(Entries with figure data)
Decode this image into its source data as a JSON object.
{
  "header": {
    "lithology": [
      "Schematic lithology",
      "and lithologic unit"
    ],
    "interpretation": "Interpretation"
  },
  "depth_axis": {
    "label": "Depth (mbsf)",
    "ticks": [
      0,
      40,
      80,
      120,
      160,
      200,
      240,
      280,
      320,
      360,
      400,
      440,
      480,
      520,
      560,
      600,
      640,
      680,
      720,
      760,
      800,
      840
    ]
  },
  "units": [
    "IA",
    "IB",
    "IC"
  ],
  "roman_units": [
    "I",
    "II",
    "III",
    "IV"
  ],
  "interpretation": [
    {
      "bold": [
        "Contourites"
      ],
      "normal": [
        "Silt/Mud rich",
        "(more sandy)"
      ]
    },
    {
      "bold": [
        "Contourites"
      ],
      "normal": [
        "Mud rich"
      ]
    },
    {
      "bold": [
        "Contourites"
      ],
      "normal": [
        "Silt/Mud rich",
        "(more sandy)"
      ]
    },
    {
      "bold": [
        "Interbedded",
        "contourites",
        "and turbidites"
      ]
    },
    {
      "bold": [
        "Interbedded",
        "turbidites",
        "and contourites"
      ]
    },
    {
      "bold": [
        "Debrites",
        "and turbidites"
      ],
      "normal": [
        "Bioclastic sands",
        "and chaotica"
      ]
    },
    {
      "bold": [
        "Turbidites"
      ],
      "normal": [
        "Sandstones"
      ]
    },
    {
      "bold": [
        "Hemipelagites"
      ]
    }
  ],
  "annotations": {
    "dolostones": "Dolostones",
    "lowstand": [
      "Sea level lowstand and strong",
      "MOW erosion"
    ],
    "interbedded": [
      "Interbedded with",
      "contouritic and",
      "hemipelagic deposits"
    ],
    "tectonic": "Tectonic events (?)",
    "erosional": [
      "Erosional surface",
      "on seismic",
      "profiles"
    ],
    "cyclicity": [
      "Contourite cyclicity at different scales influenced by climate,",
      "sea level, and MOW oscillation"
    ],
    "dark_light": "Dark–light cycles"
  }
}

_Given exercise:_
Gather all lines where the word "level" appears.

_Reply:_
      "Sea level lowstand and strong",
      "sea level, and MOW oscillation"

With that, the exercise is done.